Records from a collection:
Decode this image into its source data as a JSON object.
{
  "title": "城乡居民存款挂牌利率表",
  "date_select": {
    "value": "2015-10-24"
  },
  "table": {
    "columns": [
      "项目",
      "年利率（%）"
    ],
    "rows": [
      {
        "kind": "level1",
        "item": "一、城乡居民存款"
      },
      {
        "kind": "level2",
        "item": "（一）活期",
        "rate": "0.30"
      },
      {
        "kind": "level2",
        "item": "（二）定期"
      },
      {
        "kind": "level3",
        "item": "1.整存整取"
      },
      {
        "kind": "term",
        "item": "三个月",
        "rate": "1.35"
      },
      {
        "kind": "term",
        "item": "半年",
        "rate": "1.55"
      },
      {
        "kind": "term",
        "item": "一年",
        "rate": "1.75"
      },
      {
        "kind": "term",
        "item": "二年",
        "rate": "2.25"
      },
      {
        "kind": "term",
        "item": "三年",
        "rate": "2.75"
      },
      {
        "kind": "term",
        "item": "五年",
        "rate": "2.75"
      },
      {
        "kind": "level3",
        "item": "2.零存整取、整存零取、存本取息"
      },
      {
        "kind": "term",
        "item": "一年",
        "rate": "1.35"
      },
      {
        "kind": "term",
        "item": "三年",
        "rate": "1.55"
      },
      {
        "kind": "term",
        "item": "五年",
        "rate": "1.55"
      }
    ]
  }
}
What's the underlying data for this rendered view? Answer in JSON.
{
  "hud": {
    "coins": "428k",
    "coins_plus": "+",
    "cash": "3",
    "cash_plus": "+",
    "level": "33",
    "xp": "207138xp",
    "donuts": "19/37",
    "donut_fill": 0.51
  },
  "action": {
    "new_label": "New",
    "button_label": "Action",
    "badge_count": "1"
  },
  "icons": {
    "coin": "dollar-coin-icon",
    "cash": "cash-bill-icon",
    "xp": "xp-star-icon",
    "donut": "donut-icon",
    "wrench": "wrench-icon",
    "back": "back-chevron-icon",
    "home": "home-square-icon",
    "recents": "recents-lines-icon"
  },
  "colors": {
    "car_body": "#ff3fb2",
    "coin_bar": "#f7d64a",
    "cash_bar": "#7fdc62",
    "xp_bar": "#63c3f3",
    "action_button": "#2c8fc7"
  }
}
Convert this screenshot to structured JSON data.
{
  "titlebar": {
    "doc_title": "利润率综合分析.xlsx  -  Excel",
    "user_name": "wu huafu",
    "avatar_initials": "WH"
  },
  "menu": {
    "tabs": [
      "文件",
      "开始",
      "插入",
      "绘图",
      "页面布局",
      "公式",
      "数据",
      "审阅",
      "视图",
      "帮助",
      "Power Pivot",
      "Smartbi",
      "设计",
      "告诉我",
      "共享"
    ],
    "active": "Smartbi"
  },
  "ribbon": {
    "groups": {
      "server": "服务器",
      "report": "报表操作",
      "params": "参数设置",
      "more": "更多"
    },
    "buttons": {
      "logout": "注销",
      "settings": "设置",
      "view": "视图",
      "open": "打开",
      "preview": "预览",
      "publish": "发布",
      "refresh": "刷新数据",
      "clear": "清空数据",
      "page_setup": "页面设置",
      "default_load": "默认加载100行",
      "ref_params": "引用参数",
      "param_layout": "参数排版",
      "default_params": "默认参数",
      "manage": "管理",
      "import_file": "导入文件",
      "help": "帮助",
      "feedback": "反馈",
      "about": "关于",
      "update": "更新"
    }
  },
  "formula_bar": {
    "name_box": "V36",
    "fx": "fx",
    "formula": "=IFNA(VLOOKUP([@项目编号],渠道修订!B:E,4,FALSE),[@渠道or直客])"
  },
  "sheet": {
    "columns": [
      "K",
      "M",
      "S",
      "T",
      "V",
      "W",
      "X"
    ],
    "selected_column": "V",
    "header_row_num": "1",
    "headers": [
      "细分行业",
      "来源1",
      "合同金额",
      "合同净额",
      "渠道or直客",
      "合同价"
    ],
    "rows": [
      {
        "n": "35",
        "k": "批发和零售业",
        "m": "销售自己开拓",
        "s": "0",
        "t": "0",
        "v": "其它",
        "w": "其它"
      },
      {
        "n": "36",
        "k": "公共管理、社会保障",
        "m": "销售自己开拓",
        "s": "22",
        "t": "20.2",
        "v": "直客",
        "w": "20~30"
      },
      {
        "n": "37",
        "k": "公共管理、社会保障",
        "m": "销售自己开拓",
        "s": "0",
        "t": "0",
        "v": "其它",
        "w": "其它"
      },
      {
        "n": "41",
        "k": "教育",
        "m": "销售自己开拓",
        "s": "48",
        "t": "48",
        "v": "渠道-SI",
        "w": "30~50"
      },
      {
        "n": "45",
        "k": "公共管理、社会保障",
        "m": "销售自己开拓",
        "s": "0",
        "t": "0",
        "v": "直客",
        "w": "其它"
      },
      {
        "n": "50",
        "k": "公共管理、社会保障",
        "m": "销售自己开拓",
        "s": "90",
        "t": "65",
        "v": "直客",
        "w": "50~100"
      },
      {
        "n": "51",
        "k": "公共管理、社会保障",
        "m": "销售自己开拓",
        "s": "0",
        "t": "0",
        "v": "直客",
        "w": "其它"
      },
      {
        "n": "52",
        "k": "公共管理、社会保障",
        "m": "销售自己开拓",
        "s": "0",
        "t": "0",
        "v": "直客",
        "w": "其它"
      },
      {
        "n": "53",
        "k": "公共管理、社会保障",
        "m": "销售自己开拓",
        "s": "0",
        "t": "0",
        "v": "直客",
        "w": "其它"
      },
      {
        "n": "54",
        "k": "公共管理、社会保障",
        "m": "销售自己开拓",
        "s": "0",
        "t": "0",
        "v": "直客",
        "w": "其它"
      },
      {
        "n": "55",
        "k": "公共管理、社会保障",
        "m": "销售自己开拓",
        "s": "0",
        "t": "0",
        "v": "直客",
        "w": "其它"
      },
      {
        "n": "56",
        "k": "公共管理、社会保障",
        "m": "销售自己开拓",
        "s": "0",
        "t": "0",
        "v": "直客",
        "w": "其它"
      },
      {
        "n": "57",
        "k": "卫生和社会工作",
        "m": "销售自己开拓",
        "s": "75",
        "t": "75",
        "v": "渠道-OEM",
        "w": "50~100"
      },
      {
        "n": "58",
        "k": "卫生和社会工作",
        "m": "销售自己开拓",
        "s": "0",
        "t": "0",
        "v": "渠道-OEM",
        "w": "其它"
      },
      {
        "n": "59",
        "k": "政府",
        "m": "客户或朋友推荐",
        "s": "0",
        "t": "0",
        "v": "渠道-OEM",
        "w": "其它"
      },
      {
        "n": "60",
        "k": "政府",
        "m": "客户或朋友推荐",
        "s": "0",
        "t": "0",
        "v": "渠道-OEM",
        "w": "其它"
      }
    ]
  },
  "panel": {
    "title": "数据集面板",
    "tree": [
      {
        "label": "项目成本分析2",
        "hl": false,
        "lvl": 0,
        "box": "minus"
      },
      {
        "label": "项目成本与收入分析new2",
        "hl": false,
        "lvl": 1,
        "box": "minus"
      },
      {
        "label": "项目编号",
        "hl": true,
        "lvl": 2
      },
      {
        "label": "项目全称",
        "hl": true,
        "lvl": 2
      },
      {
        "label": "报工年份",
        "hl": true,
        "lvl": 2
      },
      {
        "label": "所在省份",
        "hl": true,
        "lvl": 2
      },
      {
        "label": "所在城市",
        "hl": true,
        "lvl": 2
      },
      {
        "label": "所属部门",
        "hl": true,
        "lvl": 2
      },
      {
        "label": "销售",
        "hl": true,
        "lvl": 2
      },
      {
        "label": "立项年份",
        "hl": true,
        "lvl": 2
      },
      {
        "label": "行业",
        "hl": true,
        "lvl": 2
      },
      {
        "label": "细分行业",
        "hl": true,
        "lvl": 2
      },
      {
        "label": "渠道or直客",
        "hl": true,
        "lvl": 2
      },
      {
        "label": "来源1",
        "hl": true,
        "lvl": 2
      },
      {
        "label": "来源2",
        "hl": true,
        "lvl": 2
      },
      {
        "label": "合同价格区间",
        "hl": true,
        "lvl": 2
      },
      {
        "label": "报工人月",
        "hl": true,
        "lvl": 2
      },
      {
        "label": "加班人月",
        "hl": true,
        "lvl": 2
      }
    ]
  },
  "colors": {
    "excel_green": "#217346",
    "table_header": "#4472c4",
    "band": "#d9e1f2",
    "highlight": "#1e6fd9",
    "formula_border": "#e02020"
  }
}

Task to carry out:
Determine how many lines of this listing contain "JSON", and give only the number.

Written solution:
3